[Exercise directions] In full and without alteration, give the listing again.

[Supplied records]
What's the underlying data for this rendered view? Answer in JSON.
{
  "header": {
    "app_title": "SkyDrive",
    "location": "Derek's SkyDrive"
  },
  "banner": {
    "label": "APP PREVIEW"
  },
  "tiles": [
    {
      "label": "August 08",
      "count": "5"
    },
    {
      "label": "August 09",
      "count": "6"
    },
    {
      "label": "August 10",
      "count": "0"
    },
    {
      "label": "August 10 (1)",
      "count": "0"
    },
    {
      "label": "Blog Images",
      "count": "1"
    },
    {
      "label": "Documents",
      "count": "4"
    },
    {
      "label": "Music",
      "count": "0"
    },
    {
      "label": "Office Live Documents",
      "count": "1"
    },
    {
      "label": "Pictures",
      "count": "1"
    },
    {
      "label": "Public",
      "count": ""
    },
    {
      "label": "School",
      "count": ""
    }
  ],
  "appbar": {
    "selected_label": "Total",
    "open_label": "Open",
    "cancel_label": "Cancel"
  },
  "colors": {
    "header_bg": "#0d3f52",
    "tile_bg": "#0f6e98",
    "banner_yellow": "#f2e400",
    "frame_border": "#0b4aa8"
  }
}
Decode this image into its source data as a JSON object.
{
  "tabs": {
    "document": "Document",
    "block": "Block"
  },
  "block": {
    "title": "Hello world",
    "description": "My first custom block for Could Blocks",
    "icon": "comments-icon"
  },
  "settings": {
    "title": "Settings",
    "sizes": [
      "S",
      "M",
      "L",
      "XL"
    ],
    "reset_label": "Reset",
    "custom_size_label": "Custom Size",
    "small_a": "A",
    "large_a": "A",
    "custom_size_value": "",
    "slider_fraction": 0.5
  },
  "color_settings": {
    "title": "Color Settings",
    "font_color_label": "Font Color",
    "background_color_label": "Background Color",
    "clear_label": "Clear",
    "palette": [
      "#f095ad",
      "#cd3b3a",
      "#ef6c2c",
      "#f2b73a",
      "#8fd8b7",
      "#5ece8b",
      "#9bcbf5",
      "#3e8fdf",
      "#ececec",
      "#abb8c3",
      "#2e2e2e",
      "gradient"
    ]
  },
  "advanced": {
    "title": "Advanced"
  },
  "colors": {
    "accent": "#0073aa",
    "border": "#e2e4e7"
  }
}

[Answer to the task]
What's the underlying data for this rendered view? Answer in JSON.
{
  "header": {
    "app_title": "SkyDrive",
    "location": "Derek's SkyDrive"
  },
  "banner": {
    "label": "APP PREVIEW"
  },
  "tiles": [
    {
      "label": "August 08",
      "count": "5"
    },
    {
      "label": "August 09",
      "count": "6"
    },
    {
      "label": "August 10",
      "count": "0"
    },
    {
      "label": "August 10 (1)",
      "count": "0"
    },
    {
      "label": "Blog Images",
      "count": "1"
    },
    {
      "label": "Documents",
      "count": "4"
    },
    {
      "label": "Music",
      "count": "0"
    },
    {
      "label": "Office Live Documents",
      "count": "1"
    },
    {
      "label": "Pictures",
      "count": "1"
    },
    {
      "label": "Public",
      "count": ""
    },
    {
      "label": "School",
      "count": ""
    }
  ],
  "appbar": {
    "selected_label": "Total",
    "open_label": "Open",
    "cancel_label": "Cancel"
  },
  "colors": {
    "header_bg": "#0d3f52",
    "tile_bg": "#0f6e98",
    "banner_yellow": "#f2e400",
    "frame_border": "#0b4aa8"
  }
}
Decode this image into its source data as a JSON object.
{
  "tabs": {
    "document": "Document",
    "block": "Block"
  },
  "block": {
    "title": "Hello world",
    "description": "My first custom block for Could Blocks",
    "icon": "comments-icon"
  },
  "settings": {
    "title": "Settings",
    "sizes": [
      "S",
      "M",
      "L",
      "XL"
    ],
    "reset_label": "Reset",
    "custom_size_label": "Custom Size",
    "small_a": "A",
    "large_a": "A",
    "custom_size_value": "",
    "slider_fraction": 0.5
  },
  "color_settings": {
    "title": "Color Settings",
    "font_color_label": "Font Color",
    "background_color_label": "Background Color",
    "clear_label": "Clear",
    "palette": [
      "#f095ad",
      "#cd3b3a",
      "#ef6c2c",
      "#f2b73a",
      "#8fd8b7",
      "#5ece8b",
      "#9bcbf5",
      "#3e8fdf",
      "#ececec",
      "#abb8c3",
      "#2e2e2e",
      "gradient"
    ]
  },
  "advanced": {
    "title": "Advanced"
  },
  "colors": {
    "accent": "#0073aa",
    "border": "#e2e4e7"
  }
}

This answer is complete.